------ Dataset records
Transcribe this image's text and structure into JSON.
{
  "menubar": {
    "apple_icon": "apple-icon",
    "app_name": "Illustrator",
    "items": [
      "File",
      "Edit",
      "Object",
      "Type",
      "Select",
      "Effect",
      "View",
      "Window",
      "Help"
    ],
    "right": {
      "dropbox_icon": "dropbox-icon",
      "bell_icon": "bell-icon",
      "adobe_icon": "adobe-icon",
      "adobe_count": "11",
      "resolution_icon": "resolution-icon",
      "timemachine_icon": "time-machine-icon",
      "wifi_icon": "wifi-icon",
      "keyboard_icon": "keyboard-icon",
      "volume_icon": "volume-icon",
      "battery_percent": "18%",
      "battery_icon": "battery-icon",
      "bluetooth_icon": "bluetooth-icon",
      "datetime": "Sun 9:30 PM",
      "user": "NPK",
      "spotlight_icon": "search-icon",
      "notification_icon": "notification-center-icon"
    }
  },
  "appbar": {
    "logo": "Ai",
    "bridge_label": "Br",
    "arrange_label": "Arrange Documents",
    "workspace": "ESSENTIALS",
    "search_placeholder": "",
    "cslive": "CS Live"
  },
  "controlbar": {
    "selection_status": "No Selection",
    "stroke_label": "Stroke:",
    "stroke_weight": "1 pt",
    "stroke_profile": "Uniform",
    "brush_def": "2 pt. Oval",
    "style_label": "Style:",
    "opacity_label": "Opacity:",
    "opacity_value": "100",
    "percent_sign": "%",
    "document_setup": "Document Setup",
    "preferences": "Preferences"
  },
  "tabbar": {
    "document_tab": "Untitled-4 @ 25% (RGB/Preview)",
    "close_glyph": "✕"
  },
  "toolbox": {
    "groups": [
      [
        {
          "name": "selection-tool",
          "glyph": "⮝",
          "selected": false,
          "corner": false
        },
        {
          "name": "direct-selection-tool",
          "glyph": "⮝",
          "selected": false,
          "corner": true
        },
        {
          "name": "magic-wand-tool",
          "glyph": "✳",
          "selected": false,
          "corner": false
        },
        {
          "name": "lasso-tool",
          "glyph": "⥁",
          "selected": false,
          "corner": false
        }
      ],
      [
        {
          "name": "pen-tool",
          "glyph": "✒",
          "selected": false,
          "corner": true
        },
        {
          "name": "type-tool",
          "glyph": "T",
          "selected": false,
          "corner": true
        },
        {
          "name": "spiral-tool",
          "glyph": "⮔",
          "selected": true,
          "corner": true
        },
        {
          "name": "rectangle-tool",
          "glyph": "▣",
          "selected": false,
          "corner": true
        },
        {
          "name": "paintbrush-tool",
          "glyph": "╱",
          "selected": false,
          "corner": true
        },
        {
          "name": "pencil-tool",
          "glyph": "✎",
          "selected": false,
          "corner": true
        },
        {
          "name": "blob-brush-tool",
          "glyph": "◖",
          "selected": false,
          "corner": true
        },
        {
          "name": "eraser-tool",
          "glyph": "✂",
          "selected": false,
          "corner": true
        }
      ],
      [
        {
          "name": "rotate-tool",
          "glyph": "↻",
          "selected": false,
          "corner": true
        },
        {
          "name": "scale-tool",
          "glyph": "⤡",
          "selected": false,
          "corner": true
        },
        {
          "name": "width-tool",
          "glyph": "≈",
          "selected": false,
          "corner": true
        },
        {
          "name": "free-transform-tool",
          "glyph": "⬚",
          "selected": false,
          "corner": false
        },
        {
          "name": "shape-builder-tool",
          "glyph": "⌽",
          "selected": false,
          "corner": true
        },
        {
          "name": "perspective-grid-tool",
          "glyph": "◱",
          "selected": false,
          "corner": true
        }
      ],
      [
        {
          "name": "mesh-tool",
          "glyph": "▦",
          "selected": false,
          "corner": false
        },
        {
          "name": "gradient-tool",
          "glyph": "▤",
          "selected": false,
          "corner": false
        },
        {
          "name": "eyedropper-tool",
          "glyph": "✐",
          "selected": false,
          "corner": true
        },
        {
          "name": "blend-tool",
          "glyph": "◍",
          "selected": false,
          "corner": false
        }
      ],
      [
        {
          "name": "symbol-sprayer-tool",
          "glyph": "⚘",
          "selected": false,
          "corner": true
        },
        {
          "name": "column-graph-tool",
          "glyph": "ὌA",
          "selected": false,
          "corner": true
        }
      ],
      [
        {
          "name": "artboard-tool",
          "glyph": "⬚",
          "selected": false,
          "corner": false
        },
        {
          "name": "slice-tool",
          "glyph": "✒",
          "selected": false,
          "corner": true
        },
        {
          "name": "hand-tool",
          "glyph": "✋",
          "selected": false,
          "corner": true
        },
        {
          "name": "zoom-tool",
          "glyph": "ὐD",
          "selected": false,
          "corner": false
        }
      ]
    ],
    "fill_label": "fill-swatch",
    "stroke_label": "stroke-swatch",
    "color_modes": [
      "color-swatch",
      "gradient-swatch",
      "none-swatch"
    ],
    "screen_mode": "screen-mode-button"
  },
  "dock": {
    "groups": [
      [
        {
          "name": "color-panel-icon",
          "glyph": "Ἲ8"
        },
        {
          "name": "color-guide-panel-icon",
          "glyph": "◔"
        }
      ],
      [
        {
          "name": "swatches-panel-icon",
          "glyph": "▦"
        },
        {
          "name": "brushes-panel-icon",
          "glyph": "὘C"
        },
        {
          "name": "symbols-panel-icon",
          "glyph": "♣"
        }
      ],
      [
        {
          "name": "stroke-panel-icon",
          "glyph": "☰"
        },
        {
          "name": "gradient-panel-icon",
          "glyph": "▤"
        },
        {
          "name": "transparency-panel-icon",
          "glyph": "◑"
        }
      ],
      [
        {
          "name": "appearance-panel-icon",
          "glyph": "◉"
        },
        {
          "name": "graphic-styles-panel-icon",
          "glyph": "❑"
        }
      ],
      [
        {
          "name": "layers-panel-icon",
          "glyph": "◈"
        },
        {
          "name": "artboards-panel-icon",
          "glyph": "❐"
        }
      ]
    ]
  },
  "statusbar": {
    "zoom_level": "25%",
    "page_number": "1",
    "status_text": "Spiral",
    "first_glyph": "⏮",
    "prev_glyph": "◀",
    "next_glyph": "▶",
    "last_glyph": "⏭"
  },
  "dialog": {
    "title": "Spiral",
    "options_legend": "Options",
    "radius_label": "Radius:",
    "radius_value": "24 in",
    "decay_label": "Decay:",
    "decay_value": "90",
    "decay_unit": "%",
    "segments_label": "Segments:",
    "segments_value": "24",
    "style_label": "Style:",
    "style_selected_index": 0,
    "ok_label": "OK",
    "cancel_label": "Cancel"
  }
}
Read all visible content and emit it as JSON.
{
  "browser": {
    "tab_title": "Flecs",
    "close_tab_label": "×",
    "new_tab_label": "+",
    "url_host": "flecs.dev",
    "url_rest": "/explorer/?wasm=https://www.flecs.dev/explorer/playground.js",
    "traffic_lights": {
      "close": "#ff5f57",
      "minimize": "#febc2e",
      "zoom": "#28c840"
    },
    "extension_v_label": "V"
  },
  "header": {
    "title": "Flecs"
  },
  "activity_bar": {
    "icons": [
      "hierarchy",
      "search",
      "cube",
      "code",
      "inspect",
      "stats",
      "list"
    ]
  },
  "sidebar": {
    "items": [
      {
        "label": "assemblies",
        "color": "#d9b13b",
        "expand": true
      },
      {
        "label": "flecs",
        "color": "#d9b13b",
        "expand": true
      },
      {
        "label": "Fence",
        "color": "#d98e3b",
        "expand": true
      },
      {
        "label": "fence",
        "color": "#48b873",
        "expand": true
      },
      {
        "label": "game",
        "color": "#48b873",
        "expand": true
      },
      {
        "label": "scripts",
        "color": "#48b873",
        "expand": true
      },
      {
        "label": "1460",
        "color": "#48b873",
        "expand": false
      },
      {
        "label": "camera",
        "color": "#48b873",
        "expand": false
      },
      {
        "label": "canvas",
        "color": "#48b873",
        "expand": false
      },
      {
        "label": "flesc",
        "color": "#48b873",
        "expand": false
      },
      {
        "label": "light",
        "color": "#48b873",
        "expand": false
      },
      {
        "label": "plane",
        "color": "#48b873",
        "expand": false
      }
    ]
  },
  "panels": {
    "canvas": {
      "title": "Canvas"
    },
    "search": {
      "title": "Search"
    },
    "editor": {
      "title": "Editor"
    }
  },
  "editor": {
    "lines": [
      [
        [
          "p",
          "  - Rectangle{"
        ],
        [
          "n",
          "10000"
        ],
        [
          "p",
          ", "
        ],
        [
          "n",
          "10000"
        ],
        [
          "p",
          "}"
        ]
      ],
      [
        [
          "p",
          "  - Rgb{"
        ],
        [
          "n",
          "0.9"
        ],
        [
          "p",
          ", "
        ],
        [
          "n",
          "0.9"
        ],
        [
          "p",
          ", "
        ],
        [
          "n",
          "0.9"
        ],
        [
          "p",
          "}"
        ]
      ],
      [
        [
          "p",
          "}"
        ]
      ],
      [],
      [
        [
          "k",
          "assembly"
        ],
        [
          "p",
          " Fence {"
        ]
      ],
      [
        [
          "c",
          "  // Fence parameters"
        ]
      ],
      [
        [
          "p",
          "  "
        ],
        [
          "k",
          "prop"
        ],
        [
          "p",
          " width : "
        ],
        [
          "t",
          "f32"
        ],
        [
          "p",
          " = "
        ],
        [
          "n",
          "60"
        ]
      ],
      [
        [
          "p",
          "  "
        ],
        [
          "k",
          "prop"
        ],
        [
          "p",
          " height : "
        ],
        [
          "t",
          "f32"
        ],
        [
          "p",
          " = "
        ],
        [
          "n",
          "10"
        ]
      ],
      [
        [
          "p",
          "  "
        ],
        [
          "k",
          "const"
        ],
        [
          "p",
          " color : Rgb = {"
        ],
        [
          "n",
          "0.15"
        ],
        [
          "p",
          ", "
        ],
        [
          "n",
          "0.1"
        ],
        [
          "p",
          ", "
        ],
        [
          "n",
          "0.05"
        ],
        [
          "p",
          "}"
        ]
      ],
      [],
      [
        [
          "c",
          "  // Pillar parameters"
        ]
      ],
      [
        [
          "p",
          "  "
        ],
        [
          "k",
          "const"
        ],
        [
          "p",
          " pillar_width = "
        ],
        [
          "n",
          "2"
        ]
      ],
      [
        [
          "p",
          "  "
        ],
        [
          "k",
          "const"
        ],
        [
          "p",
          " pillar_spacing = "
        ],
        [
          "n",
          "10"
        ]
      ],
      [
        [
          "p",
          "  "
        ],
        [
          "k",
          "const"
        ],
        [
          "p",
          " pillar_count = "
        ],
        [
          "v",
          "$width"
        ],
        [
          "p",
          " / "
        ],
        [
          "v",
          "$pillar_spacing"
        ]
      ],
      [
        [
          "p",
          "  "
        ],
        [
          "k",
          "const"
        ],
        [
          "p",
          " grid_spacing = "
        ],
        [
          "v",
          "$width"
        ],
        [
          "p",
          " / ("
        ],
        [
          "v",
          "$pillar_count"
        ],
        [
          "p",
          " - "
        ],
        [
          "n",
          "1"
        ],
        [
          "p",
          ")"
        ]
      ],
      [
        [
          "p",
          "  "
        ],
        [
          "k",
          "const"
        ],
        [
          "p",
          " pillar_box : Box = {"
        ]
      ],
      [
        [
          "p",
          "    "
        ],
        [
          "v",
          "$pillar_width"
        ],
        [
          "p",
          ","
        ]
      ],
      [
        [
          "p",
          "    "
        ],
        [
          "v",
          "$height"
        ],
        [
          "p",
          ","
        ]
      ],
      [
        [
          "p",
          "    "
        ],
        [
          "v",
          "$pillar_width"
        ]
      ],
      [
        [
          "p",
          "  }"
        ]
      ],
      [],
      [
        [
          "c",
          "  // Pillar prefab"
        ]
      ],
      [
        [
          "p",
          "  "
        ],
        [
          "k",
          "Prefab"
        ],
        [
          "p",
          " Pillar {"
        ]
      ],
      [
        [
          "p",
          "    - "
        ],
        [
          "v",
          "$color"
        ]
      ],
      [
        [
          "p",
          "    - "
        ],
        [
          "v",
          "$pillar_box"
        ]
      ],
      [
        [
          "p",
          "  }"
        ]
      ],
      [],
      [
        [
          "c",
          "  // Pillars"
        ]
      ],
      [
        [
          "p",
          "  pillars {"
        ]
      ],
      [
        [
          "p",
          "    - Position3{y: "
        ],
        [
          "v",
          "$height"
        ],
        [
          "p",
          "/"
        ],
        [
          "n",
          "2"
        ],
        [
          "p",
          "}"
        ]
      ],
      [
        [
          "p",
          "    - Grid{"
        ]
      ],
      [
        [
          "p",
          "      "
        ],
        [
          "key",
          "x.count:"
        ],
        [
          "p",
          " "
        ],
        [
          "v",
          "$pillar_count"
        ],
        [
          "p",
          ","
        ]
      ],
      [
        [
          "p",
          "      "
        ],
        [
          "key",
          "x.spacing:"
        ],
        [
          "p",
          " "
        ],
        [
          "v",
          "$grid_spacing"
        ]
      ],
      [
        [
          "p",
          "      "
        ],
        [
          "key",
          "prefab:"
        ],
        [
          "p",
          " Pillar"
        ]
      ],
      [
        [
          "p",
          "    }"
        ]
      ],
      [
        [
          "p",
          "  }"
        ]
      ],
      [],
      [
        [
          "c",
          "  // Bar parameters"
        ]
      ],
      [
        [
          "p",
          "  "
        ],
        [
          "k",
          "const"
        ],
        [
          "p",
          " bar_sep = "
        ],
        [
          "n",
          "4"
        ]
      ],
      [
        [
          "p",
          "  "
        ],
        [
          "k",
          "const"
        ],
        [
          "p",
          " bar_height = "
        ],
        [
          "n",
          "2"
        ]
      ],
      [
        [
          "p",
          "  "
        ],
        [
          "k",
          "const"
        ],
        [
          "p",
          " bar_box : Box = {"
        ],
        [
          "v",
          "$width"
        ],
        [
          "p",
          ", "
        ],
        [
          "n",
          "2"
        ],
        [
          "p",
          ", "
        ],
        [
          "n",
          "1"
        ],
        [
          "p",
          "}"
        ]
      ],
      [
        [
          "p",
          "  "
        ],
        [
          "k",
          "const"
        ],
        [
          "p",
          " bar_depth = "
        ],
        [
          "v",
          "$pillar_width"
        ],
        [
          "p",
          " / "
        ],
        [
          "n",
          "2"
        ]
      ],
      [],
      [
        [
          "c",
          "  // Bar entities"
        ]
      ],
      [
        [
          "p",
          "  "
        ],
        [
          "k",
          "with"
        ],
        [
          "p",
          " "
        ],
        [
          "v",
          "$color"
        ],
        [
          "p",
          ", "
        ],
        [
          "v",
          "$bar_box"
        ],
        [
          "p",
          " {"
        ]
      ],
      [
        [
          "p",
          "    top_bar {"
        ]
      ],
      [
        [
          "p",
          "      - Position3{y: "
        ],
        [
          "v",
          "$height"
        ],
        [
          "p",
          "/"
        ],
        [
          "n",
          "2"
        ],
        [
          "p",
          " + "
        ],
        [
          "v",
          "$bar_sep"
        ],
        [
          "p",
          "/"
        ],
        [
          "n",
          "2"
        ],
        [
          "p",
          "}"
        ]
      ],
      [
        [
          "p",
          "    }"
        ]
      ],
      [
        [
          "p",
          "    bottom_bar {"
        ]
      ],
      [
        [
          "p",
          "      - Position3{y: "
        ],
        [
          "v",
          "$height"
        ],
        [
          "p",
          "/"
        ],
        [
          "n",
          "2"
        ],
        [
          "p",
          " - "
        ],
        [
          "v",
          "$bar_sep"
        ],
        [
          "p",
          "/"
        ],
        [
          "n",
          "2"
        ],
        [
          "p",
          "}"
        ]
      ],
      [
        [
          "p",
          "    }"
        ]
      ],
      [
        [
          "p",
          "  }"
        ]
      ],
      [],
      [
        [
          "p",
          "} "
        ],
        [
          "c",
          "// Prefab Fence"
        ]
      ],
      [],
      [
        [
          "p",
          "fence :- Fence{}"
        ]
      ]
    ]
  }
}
------------
Extract from the data every line where "gradient" shows up.

**Response:**
          "name": "gradient-tool",
      "gradient-swatch",
          "name": "gradient-panel-icon",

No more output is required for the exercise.